[Dataset excerpt]
=-=-=
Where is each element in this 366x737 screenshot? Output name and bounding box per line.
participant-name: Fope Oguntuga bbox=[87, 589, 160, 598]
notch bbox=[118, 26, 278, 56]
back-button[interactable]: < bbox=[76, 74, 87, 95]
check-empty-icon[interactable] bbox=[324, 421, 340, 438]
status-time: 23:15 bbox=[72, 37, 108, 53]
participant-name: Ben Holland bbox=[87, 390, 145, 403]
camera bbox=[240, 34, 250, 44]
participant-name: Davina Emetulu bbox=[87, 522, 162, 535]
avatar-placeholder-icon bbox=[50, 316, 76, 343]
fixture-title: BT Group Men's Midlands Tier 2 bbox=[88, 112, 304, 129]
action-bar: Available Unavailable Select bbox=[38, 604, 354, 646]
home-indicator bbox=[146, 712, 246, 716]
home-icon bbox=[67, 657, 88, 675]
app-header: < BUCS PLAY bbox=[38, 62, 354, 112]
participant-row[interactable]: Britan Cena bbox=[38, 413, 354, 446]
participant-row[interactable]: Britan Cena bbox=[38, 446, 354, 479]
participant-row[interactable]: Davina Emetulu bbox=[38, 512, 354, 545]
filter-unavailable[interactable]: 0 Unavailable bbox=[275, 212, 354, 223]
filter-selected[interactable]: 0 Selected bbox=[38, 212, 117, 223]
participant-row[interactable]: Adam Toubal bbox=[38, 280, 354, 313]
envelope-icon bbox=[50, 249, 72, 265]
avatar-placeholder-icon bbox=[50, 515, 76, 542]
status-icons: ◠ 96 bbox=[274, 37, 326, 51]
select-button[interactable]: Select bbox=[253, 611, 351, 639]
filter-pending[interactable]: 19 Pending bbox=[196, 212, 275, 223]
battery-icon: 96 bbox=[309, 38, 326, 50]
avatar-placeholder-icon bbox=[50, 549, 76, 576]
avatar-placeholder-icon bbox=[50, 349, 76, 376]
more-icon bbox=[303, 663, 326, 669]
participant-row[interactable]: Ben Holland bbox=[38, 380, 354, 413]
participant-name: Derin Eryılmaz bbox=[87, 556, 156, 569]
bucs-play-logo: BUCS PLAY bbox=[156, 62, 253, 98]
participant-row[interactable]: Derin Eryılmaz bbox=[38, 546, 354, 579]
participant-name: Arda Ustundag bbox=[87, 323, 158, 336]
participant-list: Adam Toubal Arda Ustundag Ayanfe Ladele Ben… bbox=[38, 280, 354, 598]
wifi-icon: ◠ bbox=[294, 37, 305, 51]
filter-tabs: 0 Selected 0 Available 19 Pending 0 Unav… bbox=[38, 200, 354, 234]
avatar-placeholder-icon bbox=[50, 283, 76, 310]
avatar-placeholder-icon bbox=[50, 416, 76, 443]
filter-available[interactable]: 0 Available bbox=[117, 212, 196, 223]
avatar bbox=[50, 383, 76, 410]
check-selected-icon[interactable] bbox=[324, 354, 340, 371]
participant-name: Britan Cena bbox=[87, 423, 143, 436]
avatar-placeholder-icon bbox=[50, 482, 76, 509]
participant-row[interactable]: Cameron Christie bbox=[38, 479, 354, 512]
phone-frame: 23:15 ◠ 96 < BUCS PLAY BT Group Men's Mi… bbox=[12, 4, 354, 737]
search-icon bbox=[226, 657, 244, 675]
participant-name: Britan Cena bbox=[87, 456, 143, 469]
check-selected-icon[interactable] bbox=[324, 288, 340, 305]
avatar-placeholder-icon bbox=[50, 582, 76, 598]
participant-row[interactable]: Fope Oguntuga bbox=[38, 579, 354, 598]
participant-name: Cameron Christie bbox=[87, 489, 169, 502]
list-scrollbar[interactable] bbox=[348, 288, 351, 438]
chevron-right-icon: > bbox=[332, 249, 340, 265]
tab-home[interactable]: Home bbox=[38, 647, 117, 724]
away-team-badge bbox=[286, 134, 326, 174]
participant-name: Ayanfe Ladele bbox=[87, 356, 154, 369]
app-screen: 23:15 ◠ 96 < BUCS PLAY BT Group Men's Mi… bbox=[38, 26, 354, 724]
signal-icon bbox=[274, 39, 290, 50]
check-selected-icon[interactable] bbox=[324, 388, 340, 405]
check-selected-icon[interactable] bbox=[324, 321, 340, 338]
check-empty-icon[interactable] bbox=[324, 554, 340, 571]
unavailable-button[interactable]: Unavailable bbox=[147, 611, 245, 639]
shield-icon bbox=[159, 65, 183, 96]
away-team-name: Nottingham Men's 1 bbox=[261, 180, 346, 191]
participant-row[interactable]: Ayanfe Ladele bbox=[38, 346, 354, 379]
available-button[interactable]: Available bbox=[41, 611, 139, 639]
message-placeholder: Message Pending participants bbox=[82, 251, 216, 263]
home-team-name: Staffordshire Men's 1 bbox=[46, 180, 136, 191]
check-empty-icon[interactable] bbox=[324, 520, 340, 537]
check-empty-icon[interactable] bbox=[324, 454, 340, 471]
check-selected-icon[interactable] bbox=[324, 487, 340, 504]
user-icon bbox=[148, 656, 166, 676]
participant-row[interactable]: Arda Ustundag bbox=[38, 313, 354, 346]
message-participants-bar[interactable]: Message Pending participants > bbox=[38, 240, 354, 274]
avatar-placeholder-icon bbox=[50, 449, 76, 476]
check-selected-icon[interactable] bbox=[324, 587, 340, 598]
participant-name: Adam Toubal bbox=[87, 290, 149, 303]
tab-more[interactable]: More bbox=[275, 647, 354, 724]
=-=-=
What you have to do => Please copy every one of the records above word for word, leaving nothing out and changing nothing.

Result for this exercise =>
Where is each element in this 366x737 screenshot? Output name and bounding box per line.
participant-name: Fope Oguntuga bbox=[87, 589, 160, 598]
notch bbox=[118, 26, 278, 56]
back-button[interactable]: < bbox=[76, 74, 87, 95]
check-empty-icon[interactable] bbox=[324, 421, 340, 438]
status-time: 23:15 bbox=[72, 37, 108, 53]
participant-name: Ben Holland bbox=[87, 390, 145, 403]
camera bbox=[240, 34, 250, 44]
participant-name: Davina Emetulu bbox=[87, 522, 162, 535]
avatar-placeholder-icon bbox=[50, 316, 76, 343]
fixture-title: BT Group Men's Midlands Tier 2 bbox=[88, 112, 304, 129]
action-bar: Available Unavailable Select bbox=[38, 604, 354, 646]
home-indicator bbox=[146, 712, 246, 716]
home-icon bbox=[67, 657, 88, 675]
app-header: < BUCS PLAY bbox=[38, 62, 354, 112]
participant-row[interactable]: Britan Cena bbox=[38, 413, 354, 446]
participant-row[interactable]: Britan Cena bbox=[38, 446, 354, 479]
participant-row[interactable]: Davina Emetulu bbox=[38, 512, 354, 545]
filter-unavailable[interactable]: 0 Unavailable bbox=[275, 212, 354, 223]
filter-selected[interactable]: 0 Selected bbox=[38, 212, 117, 223]
participant-row[interactable]: Adam Toubal bbox=[38, 280, 354, 313]
envelope-icon bbox=[50, 249, 72, 265]
avatar-placeholder-icon bbox=[50, 515, 76, 542]
status-icons: ◠ 96 bbox=[274, 37, 326, 51]
select-button[interactable]: Select bbox=[253, 611, 351, 639]
filter-pending[interactable]: 19 Pending bbox=[196, 212, 275, 223]
battery-icon: 96 bbox=[309, 38, 326, 50]
avatar-placeholder-icon bbox=[50, 549, 76, 576]
avatar-placeholder-icon bbox=[50, 349, 76, 376]
more-icon bbox=[303, 663, 326, 669]
participant-row[interactable]: Ben Holland bbox=[38, 380, 354, 413]
participant-name: Derin Eryılmaz bbox=[87, 556, 156, 569]
bucs-play-logo: BUCS PLAY bbox=[156, 62, 253, 98]
participant-row[interactable]: Derin Eryılmaz bbox=[38, 546, 354, 579]
participant-name: Arda Ustundag bbox=[87, 323, 158, 336]
participant-list: Adam Toubal Arda Ustundag Ayanfe Ladele Ben… bbox=[38, 280, 354, 598]
wifi-icon: ◠ bbox=[294, 37, 305, 51]
filter-tabs: 0 Selected 0 Available 19 Pending 0 Unav… bbox=[38, 200, 354, 234]
avatar-placeholder-icon bbox=[50, 283, 76, 310]
avatar-placeholder-icon bbox=[50, 416, 76, 443]
filter-available[interactable]: 0 Available bbox=[117, 212, 196, 223]
avatar bbox=[50, 383, 76, 410]
check-selected-icon[interactable] bbox=[324, 354, 340, 371]
participant-name: Britan Cena bbox=[87, 423, 143, 436]
avatar-placeholder-icon bbox=[50, 482, 76, 509]
participant-row[interactable]: Cameron Christie bbox=[38, 479, 354, 512]
phone-frame: 23:15 ◠ 96 < BUCS PLAY BT Group Men's Mi… bbox=[12, 4, 354, 737]
search-icon bbox=[226, 657, 244, 675]
participant-name: Britan Cena bbox=[87, 456, 143, 469]
check-selected-icon[interactable] bbox=[324, 288, 340, 305]
avatar-placeholder-icon bbox=[50, 582, 76, 598]
participant-row[interactable]: Fope Oguntuga bbox=[38, 579, 354, 598]
participant-name: Cameron Christie bbox=[87, 489, 169, 502]
list-scrollbar[interactable] bbox=[348, 288, 351, 438]
chevron-right-icon: > bbox=[332, 249, 340, 265]
tab-home[interactable]: Home bbox=[38, 647, 117, 724]
away-team-badge bbox=[286, 134, 326, 174]
participant-name: Ayanfe Ladele bbox=[87, 356, 154, 369]
app-screen: 23:15 ◠ 96 < BUCS PLAY BT Group Men's Mi… bbox=[38, 26, 354, 724]
signal-icon bbox=[274, 39, 290, 50]
check-selected-icon[interactable] bbox=[324, 388, 340, 405]
check-selected-icon[interactable] bbox=[324, 321, 340, 338]
check-empty-icon[interactable] bbox=[324, 554, 340, 571]
unavailable-button[interactable]: Unavailable bbox=[147, 611, 245, 639]
shield-icon bbox=[159, 65, 183, 96]
away-team-name: Nottingham Men's 1 bbox=[261, 180, 346, 191]
participant-row[interactable]: Ayanfe Ladele bbox=[38, 346, 354, 379]
available-button[interactable]: Available bbox=[41, 611, 139, 639]
message-placeholder: Message Pending participants bbox=[82, 251, 216, 263]
home-team-name: Staffordshire Men's 1 bbox=[46, 180, 136, 191]
check-empty-icon[interactable] bbox=[324, 520, 340, 537]
check-empty-icon[interactable] bbox=[324, 454, 340, 471]
check-selected-icon[interactable] bbox=[324, 487, 340, 504]
user-icon bbox=[148, 656, 166, 676]
participant-row[interactable]: Arda Ustundag bbox=[38, 313, 354, 346]
message-participants-bar[interactable]: Message Pending participants > bbox=[38, 240, 354, 274]
avatar-placeholder-icon bbox=[50, 449, 76, 476]
check-selected-icon[interactable] bbox=[324, 587, 340, 598]
participant-name: Adam Toubal bbox=[87, 290, 149, 303]
tab-more[interactable]: More bbox=[275, 647, 354, 724]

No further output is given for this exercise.